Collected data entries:
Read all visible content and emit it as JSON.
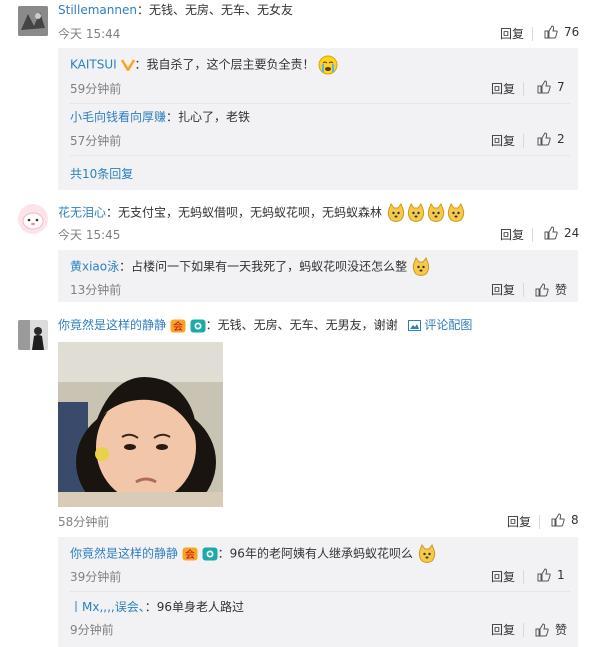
{
  "c1": {
    "name": "Stillemannen",
    "text": "：无钱、无房、无车、无女友",
    "time": "今天 15:44",
    "reply": "回复",
    "likes": "76",
    "subs": [
      {
        "name": "KAITSUI",
        "text": "：我自杀了，这个层主要负全责！",
        "time": "59分钟前",
        "reply": "回复",
        "likes": "7"
      },
      {
        "name": "小毛向钱看向厚赚",
        "text": "：扎心了，老铁",
        "time": "57分钟前",
        "reply": "回复",
        "likes": "2"
      }
    ],
    "more": "共10条回复"
  },
  "c2": {
    "name": "花无泪心",
    "text": "：无支付宝，无蚂蚁借呗，无蚂蚁花呗，无蚂蚁森林",
    "time": "今天 15:45",
    "reply": "回复",
    "likes": "24",
    "subs": [
      {
        "name": "黄xiao泳",
        "text": "：占楼问一下如果有一天我死了，蚂蚁花呗没还怎么整",
        "time": "13分钟前",
        "reply": "回复",
        "likes": "赞"
      }
    ]
  },
  "c3": {
    "name": "你竟然是这样的静静",
    "text": "：无钱、无房、无车、无男友，谢谢",
    "view_pic": "评论配图",
    "time": "58分钟前",
    "reply": "回复",
    "likes": "8",
    "subs": [
      {
        "name": "你竟然是这样的静静",
        "text": "：96年的老阿姨有人继承蚂蚁花呗么",
        "time": "39分钟前",
        "reply": "回复",
        "likes": "1"
      },
      {
        "name": "丨Mx,,,,误会、",
        "text": "：96单身老人路过",
        "time": "9分钟前",
        "reply": "回复",
        "likes": "赞"
      }
    ]
  },
  "colors": {
    "name_blue": "#2e7fc0",
    "gold_v": "#f5a623",
    "subbox_bg": "#f2f2f5"
  }
}
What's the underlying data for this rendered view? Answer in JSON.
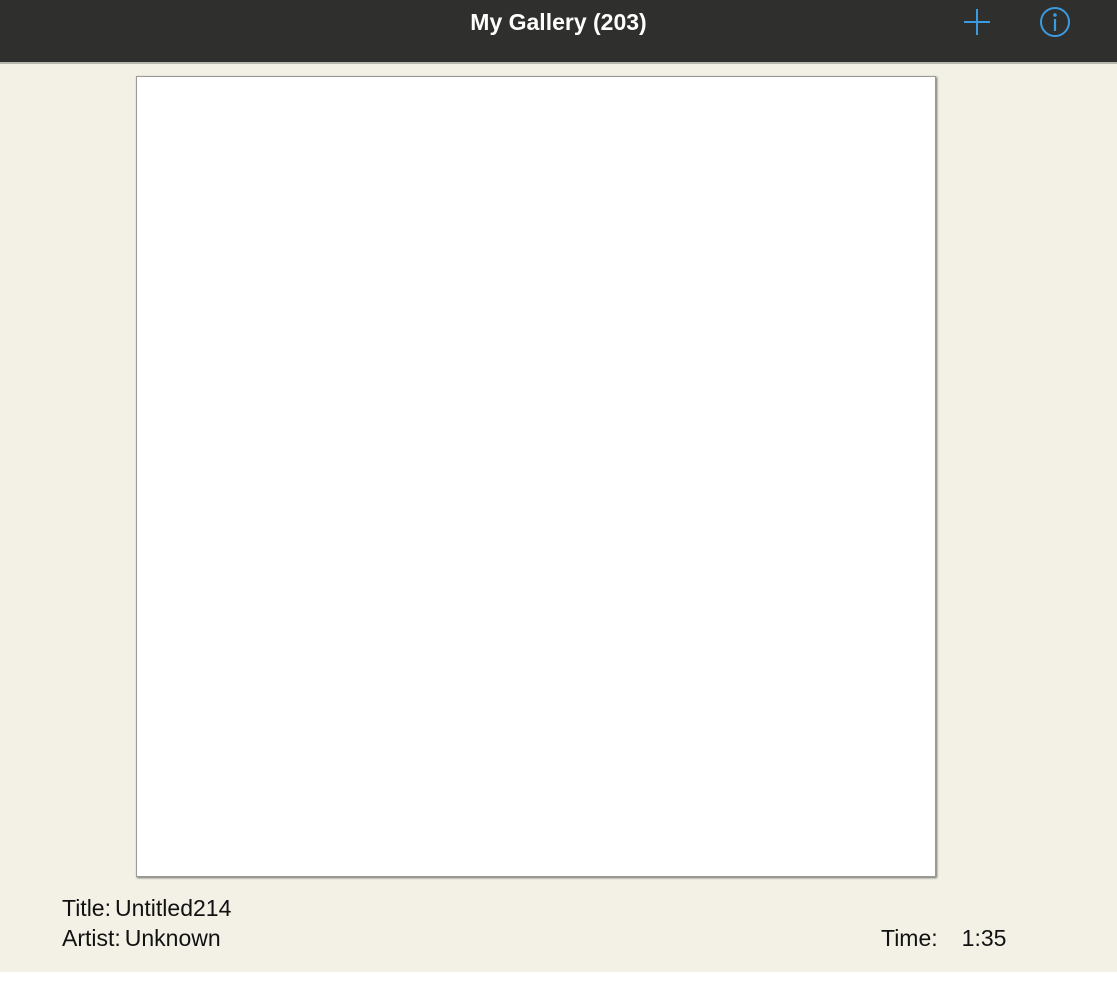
{
  "header": {
    "title": "My Gallery (203)",
    "add_icon": "plus-icon",
    "info_icon": "info-icon",
    "icon_color": "#3a9be0",
    "background": "#2f2f2d"
  },
  "artwork": {
    "title_label": "Title:",
    "title_value": "Untitled214",
    "artist_label": "Artist:",
    "artist_value": "Unknown",
    "time_label": "Time:",
    "time_value": "1:35"
  }
}
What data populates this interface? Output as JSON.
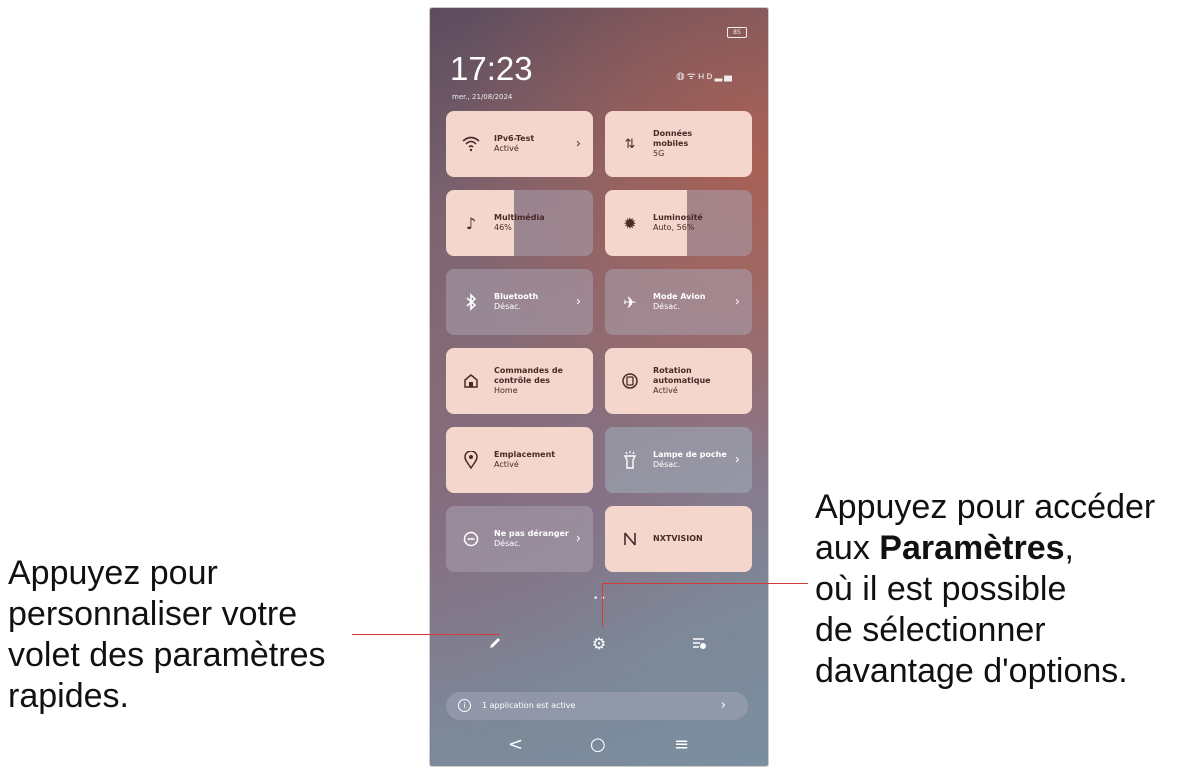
{
  "status": {
    "battery": "85",
    "time": "17:23",
    "date": "mer., 21/08/2024",
    "icons": [
      "data-saver-icon",
      "wifi-icon",
      "hd-signal-icon",
      "signal-icon"
    ]
  },
  "tiles": [
    {
      "title": "IPv6-Test",
      "sub": "Activé",
      "icon": "wifi-icon",
      "on": true,
      "chevron": true
    },
    {
      "title": "Données mobiles",
      "sub": "5G",
      "icon": "mobile-data-icon",
      "on": true,
      "chevron": false
    },
    {
      "title": "Multimédia",
      "sub": "46%",
      "icon": "music-note-icon",
      "on": true,
      "level": 0.46
    },
    {
      "title": "Luminosité",
      "sub": "Auto, 56%",
      "icon": "brightness-icon",
      "on": true,
      "level": 0.56
    },
    {
      "title": "Bluetooth",
      "sub": "Désac.",
      "icon": "bluetooth-icon",
      "on": false,
      "chevron": true
    },
    {
      "title": "Mode Avion",
      "sub": "Désac.",
      "icon": "airplane-icon",
      "on": false,
      "chevron": true
    },
    {
      "title": "Commandes de contrôle des",
      "sub": "Home",
      "icon": "home-icon",
      "on": true,
      "chevron": false
    },
    {
      "title": "Rotation automatique",
      "sub": "Activé",
      "icon": "auto-rotate-icon",
      "on": true,
      "chevron": false
    },
    {
      "title": "Emplacement",
      "sub": "Activé",
      "icon": "location-icon",
      "on": true,
      "chevron": false
    },
    {
      "title": "Lampe de poche",
      "sub": "Désac.",
      "icon": "flashlight-icon",
      "on": false,
      "chevron": true
    },
    {
      "title": "Ne pas déranger",
      "sub": "Désac.",
      "icon": "do-not-disturb-icon",
      "on": false,
      "chevron": true
    },
    {
      "title": "NXTVISION",
      "sub": "",
      "icon": "nxtvision-icon",
      "on": true,
      "chevron": false
    }
  ],
  "bottom_icons": [
    "edit-pencil-icon",
    "settings-gear-icon",
    "notification-manage-icon"
  ],
  "banner": {
    "text": "1 application est active"
  },
  "nav": {
    "back": "<",
    "home": "○",
    "menu": "≡"
  },
  "callouts": {
    "left": [
      "Appuyez pour",
      "personnaliser votre",
      "volet des paramètres",
      "rapides."
    ],
    "right_line1": "Appuyez pour accéder",
    "right_line2_pre": "aux ",
    "right_line2_bold": "Paramètres",
    "right_line2_post": ",",
    "right_line3": "où il est possible",
    "right_line4": "de sélectionner",
    "right_line5": "davantage d'options."
  },
  "colors": {
    "tile_on": "#f5d6cd",
    "tile_off": "#b3a3b4",
    "leader": "#d53a3a"
  }
}
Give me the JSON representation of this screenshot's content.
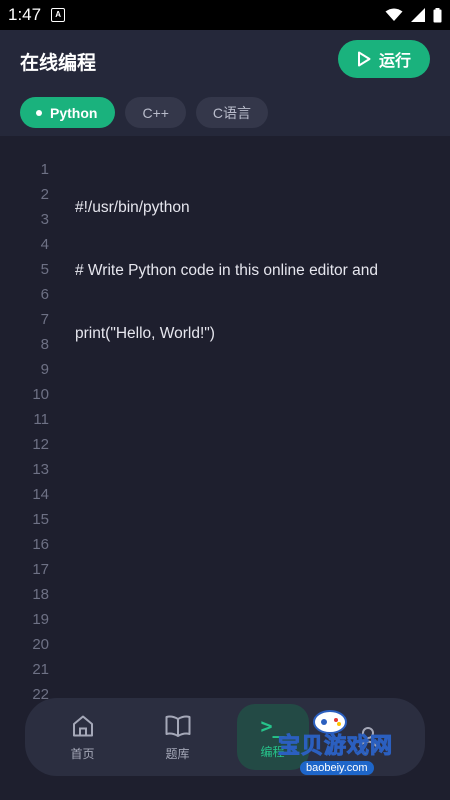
{
  "status_bar": {
    "time": "1:47"
  },
  "header": {
    "title": "在线编程",
    "run_label": "运行",
    "tabs": [
      {
        "label": "Python",
        "active": true
      },
      {
        "label": "C++",
        "active": false
      },
      {
        "label": "C语言",
        "active": false
      }
    ]
  },
  "editor": {
    "line_numbers": [
      "1",
      "2",
      "3",
      "4",
      "5",
      "6",
      "7",
      "8",
      "9",
      "10",
      "11",
      "12",
      "13",
      "14",
      "15",
      "16",
      "17",
      "18",
      "19",
      "20",
      "21",
      "22"
    ],
    "code_lines": [
      "#!/usr/bin/python",
      "# Write Python code in this online editor and",
      "print(\"Hello, World!\")"
    ]
  },
  "bottom_nav": {
    "items": [
      {
        "label": "首页",
        "icon": "home-icon",
        "active": false
      },
      {
        "label": "题库",
        "icon": "book-icon",
        "active": false
      },
      {
        "label": "编程",
        "icon": "terminal-icon",
        "active": true
      }
    ]
  },
  "watermark": {
    "text": "宝贝游戏网",
    "url": "baobeiy.com"
  },
  "colors": {
    "accent": "#1ab27d",
    "background": "#1e1f2e",
    "header": "#25283a"
  }
}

## THE EXERCISE
Pictures excluded, quote all the data above exactly.

## RESULT BELOW
Read all visible content and emit it as JSON.
{
  "c1": {
    "name": "Stillemannen",
    "text": "：无钱、无房、无车、无女友",
    "time": "今天 15:44",
    "reply": "回复",
    "likes": "76",
    "subs": [
      {
        "name": "KAITSUI",
        "text": "：我自杀了，这个层主要负全责！",
        "time": "59分钟前",
        "reply": "回复",
        "likes": "7"
      },
      {
        "name": "小毛向钱看向厚赚",
        "text": "：扎心了，老铁",
        "time": "57分钟前",
        "reply": "回复",
        "likes": "2"
      }
    ],
    "more": "共10条回复"
  },
  "c2": {
    "name": "花无泪心",
    "text": "：无支付宝，无蚂蚁借呗，无蚂蚁花呗，无蚂蚁森林",
    "time": "今天 15:45",
    "reply": "回复",
    "likes": "24",
    "subs": [
      {
        "name": "黄xiao泳",
        "text": "：占楼问一下如果有一天我死了，蚂蚁花呗没还怎么整",
        "time": "13分钟前",
        "reply": "回复",
        "likes": "赞"
      }
    ]
  },
  "c3": {
    "name": "你竟然是这样的静静",
    "text": "：无钱、无房、无车、无男友，谢谢",
    "view_pic": "评论配图",
    "time": "58分钟前",
    "reply": "回复",
    "likes": "8",
    "subs": [
      {
        "name": "你竟然是这样的静静",
        "text": "：96年的老阿姨有人继承蚂蚁花呗么",
        "time": "39分钟前",
        "reply": "回复",
        "likes": "1"
      },
      {
        "name": "丨Mx,,,,误会、",
        "text": "：96单身老人路过",
        "time": "9分钟前",
        "reply": "回复",
        "likes": "赞"
      }
    ]
  },
  "colors": {
    "name_blue": "#2e7fc0",
    "gold_v": "#f5a623",
    "subbox_bg": "#f2f2f5"
  }
}
What's the underlying data for this rendered view? Answer in JSON.
{
  "header": {
    "title": "My Gallery (203)",
    "add_icon": "plus-icon",
    "info_icon": "info-icon",
    "icon_color": "#3a9be0",
    "background": "#2f2f2d"
  },
  "artwork": {
    "title_label": "Title:",
    "title_value": "Untitled214",
    "artist_label": "Artist:",
    "artist_value": "Unknown",
    "time_label": "Time:",
    "time_value": "1:35"
  }
}
What data populates this interface? Output as JSON.
{
  "status": {
    "battery": "85",
    "time": "17:23",
    "date": "mer., 21/08/2024",
    "icons": [
      "data-saver-icon",
      "wifi-icon",
      "hd-signal-icon",
      "signal-icon"
    ]
  },
  "tiles": [
    {
      "title": "IPv6-Test",
      "sub": "Activé",
      "icon": "wifi-icon",
      "on": true,
      "chevron": true
    },
    {
      "title": "Données mobiles",
      "sub": "5G",
      "icon": "mobile-data-icon",
      "on": true,
      "chevron": false
    },
    {
      "title": "Multimédia",
      "sub": "46%",
      "icon": "music-note-icon",
      "on": true,
      "level": 0.46
    },
    {
      "title": "Luminosité",
      "sub": "Auto, 56%",
      "icon": "brightness-icon",
      "on": true,
      "level": 0.56
    },
    {
      "title": "Bluetooth",
      "sub": "Désac.",
      "icon": "bluetooth-icon",
      "on": false,
      "chevron": true
    },
    {
      "title": "Mode Avion",
      "sub": "Désac.",
      "icon": "airplane-icon",
      "on": false,
      "chevron": true
    },
    {
      "title": "Commandes de contrôle des",
      "sub": "Home",
      "icon": "home-icon",
      "on": true,
      "chevron": false
    },
    {
      "title": "Rotation automatique",
      "sub": "Activé",
      "icon": "auto-rotate-icon",
      "on": true,
      "chevron": false
    },
    {
      "title": "Emplacement",
      "sub": "Activé",
      "icon": "location-icon",
      "on": true,
      "chevron": false
    },
    {
      "title": "Lampe de poche",
      "sub": "Désac.",
      "icon": "flashlight-icon",
      "on": false,
      "chevron": true
    },
    {
      "title": "Ne pas déranger",
      "sub": "Désac.",
      "icon": "do-not-disturb-icon",
      "on": false,
      "chevron": true
    },
    {
      "title": "NXTVISION",
      "sub": "",
      "icon": "nxtvision-icon",
      "on": true,
      "chevron": false
    }
  ],
  "bottom_icons": [
    "edit-pencil-icon",
    "settings-gear-icon",
    "notification-manage-icon"
  ],
  "banner": {
    "text": "1 application est active"
  },
  "nav": {
    "back": "<",
    "home": "○",
    "menu": "≡"
  },
  "callouts": {
    "left": [
      "Appuyez pour",
      "personnaliser votre",
      "volet des paramètres",
      "rapides."
    ],
    "right_line1": "Appuyez pour accéder",
    "right_line2_pre": "aux ",
    "right_line2_bold": "Paramètres",
    "right_line2_post": ",",
    "right_line3": "où il est possible",
    "right_line4": "de sélectionner",
    "right_line5": "davantage d'options."
  },
  "colors": {
    "tile_on": "#f5d6cd",
    "tile_off": "#b3a3b4",
    "leader": "#d53a3a"
  }
}
Give me the JSON representation of this screenshot's content.
{
  "status_bar": {
    "time": "1:47"
  },
  "header": {
    "title": "在线编程",
    "run_label": "运行",
    "tabs": [
      {
        "label": "Python",
        "active": true
      },
      {
        "label": "C++",
        "active": false
      },
      {
        "label": "C语言",
        "active": false
      }
    ]
  },
  "editor": {
    "line_numbers": [
      "1",
      "2",
      "3",
      "4",
      "5",
      "6",
      "7",
      "8",
      "9",
      "10",
      "11",
      "12",
      "13",
      "14",
      "15",
      "16",
      "17",
      "18",
      "19",
      "20",
      "21",
      "22"
    ],
    "code_lines": [
      "#!/usr/bin/python",
      "# Write Python code in this online editor and",
      "print(\"Hello, World!\")"
    ]
  },
  "bottom_nav": {
    "items": [
      {
        "label": "首页",
        "icon": "home-icon",
        "active": false
      },
      {
        "label": "题库",
        "icon": "book-icon",
        "active": false
      },
      {
        "label": "编程",
        "icon": "terminal-icon",
        "active": true
      }
    ]
  },
  "watermark": {
    "text": "宝贝游戏网",
    "url": "baobeiy.com"
  },
  "colors": {
    "accent": "#1ab27d",
    "background": "#1e1f2e",
    "header": "#25283a"
  }
}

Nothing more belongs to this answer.